## [Goal of the exercise]
Rewrite each of the items below as a JSON list of strings, one string per line, leaving out any blank lines.

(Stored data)
....
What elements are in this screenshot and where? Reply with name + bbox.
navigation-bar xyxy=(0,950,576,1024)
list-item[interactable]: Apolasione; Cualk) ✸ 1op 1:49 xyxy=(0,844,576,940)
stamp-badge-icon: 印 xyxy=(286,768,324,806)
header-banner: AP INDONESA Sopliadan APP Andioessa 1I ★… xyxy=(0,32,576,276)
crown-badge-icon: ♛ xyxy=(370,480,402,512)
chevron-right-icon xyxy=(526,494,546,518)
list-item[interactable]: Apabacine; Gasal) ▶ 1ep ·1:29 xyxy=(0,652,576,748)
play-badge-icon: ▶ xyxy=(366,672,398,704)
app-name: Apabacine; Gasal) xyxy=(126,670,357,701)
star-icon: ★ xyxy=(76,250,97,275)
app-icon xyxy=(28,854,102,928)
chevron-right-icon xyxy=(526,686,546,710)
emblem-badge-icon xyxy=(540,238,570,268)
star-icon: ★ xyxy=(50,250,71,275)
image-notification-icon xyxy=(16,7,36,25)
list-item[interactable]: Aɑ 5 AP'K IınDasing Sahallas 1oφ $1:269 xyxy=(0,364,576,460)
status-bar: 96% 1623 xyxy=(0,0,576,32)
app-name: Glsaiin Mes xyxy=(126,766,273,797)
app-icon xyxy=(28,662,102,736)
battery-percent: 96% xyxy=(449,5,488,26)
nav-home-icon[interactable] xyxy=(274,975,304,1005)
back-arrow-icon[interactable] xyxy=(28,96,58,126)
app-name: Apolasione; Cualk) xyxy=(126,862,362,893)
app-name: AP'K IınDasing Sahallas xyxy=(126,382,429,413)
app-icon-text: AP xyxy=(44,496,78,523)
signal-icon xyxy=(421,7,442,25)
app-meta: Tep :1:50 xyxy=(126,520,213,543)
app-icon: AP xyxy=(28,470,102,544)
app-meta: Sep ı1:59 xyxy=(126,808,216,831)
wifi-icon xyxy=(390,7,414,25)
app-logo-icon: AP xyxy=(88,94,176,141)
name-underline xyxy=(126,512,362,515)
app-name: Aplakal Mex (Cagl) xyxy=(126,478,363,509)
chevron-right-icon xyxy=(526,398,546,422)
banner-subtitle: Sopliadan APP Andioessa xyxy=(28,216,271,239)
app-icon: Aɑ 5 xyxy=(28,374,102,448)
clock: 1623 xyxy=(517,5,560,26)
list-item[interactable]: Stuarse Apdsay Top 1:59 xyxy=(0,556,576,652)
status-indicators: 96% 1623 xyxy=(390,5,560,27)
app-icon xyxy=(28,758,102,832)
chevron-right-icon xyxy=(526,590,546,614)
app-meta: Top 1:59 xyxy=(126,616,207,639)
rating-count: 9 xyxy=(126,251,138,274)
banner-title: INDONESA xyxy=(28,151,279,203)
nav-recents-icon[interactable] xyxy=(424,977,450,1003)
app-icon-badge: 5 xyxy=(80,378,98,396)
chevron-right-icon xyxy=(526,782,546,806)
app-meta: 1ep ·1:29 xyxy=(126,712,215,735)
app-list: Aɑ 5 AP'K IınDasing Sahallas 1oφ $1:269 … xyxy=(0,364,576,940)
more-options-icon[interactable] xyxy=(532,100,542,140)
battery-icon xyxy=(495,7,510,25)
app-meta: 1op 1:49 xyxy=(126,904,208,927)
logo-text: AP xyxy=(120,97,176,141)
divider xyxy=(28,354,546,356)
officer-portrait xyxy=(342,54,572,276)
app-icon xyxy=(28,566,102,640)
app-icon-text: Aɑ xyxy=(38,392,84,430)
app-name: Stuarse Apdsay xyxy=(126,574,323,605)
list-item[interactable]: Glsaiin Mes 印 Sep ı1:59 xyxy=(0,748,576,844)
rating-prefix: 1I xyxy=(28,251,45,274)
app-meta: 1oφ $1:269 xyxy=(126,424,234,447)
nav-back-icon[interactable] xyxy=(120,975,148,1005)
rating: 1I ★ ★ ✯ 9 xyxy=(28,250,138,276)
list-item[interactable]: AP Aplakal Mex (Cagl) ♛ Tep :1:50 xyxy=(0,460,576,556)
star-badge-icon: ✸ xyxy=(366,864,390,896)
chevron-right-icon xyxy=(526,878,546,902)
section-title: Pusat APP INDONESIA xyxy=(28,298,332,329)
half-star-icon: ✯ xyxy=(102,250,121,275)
....
## [Problem solution]
[
  "What elements are in this screenshot and where? Reply with name + bbox.",
  "navigation-bar xyxy=(0,950,576,1024)",
  "list-item[interactable]: Apolasione; Cualk) ✸ 1op 1:49 xyxy=(0,844,576,940)",
  "stamp-badge-icon: 印 xyxy=(286,768,324,806)",
  "header-banner: AP INDONESA Sopliadan APP Andioessa 1I ★… xyxy=(0,32,576,276)",
  "crown-badge-icon: ♛ xyxy=(370,480,402,512)",
  "chevron-right-icon xyxy=(526,494,546,518)",
  "list-item[interactable]: Apabacine; Gasal) ▶ 1ep ·1:29 xyxy=(0,652,576,748)",
  "play-badge-icon: ▶ xyxy=(366,672,398,704)",
  "app-name: Apabacine; Gasal) xyxy=(126,670,357,701)",
  "star-icon: ★ xyxy=(76,250,97,275)",
  "app-icon xyxy=(28,854,102,928)",
  "chevron-right-icon xyxy=(526,686,546,710)",
  "emblem-badge-icon xyxy=(540,238,570,268)",
  "star-icon: ★ xyxy=(50,250,71,275)",
  "image-notification-icon xyxy=(16,7,36,25)",
  "list-item[interactable]: Aɑ 5 AP'K IınDasing Sahallas 1oφ $1:269 xyxy=(0,364,576,460)",
  "status-bar: 96% 1623 xyxy=(0,0,576,32)",
  "app-name: Glsaiin Mes xyxy=(126,766,273,797)",
  "app-icon xyxy=(28,662,102,736)",
  "battery-percent: 96% xyxy=(449,5,488,26)",
  "nav-home-icon[interactable] xyxy=(274,975,304,1005)",
  "back-arrow-icon[interactable] xyxy=(28,96,58,126)",
  "app-name: Apolasione; Cualk) xyxy=(126,862,362,893)",
  "app-name: AP'K IınDasing Sahallas xyxy=(126,382,429,413)",
  "app-icon-text: AP xyxy=(44,496,78,523)",
  "signal-icon xyxy=(421,7,442,25)",
  "app-meta: Tep :1:50 xyxy=(126,520,213,543)",
  "app-icon: AP xyxy=(28,470,102,544)",
  "app-meta: Sep ı1:59 xyxy=(126,808,216,831)",
  "wifi-icon xyxy=(390,7,414,25)",
  "app-logo-icon: AP xyxy=(88,94,176,141)",
  "name-underline xyxy=(126,512,362,515)",
  "app-name: Aplakal Mex (Cagl) xyxy=(126,478,363,509)",
  "chevron-right-icon xyxy=(526,398,546,422)",
  "banner-subtitle: Sopliadan APP Andioessa xyxy=(28,216,271,239)",
  "app-icon: Aɑ 5 xyxy=(28,374,102,448)",
  "clock: 1623 xyxy=(517,5,560,26)",
  "list-item[interactable]: Stuarse Apdsay Top 1:59 xyxy=(0,556,576,652)",
  "status-indicators: 96% 1623 xyxy=(390,5,560,27)",
  "app-icon xyxy=(28,758,102,832)",
  "chevron-right-icon xyxy=(526,590,546,614)",
  "app-meta: Top 1:59 xyxy=(126,616,207,639)",
  "rating-count: 9 xyxy=(126,251,138,274)",
  "banner-title: INDONESA xyxy=(28,151,279,203)",
  "nav-recents-icon[interactable] xyxy=(424,977,450,1003)",
  "app-icon-badge: 5 xyxy=(80,378,98,396)",
  "chevron-right-icon xyxy=(526,782,546,806)",
  "app-meta: 1ep ·1:29 xyxy=(126,712,215,735)",
  "app-list: Aɑ 5 AP'K IınDasing Sahallas 1oφ $1:269 … xyxy=(0,364,576,940)",
  "more-options-icon[interactable] xyxy=(532,100,542,140)",
  "battery-icon xyxy=(495,7,510,25)",
  "app-meta: 1op 1:49 xyxy=(126,904,208,927)",
  "logo-text: AP xyxy=(120,97,176,141)",
  "divider xyxy=(28,354,546,356)",
  "officer-portrait xyxy=(342,54,572,276)",
  "app-icon xyxy=(28,566,102,640)",
  "app-icon-text: Aɑ xyxy=(38,392,84,430)",
  "app-name: Stuarse Apdsay xyxy=(126,574,323,605)",
  "list-item[interactable]: Glsaiin Mes 印 Sep ı1:59 xyxy=(0,748,576,844)",
  "rating-prefix: 1I xyxy=(28,251,45,274)",
  "app-meta: 1oφ $1:269 xyxy=(126,424,234,447)",
  "nav-back-icon[interactable] xyxy=(120,975,148,1005)",
  "rating: 1I ★ ★ ✯ 9 xyxy=(28,250,138,276)",
  "list-item[interactable]: AP Aplakal Mex (Cagl) ♛ Tep :1:50 xyxy=(0,460,576,556)",
  "star-badge-icon: ✸ xyxy=(366,864,390,896)",
  "chevron-right-icon xyxy=(526,878,546,902)",
  "section-title: Pusat APP INDONESIA xyxy=(28,298,332,329)",
  "half-star-icon: ✯ xyxy=(102,250,121,275)"
]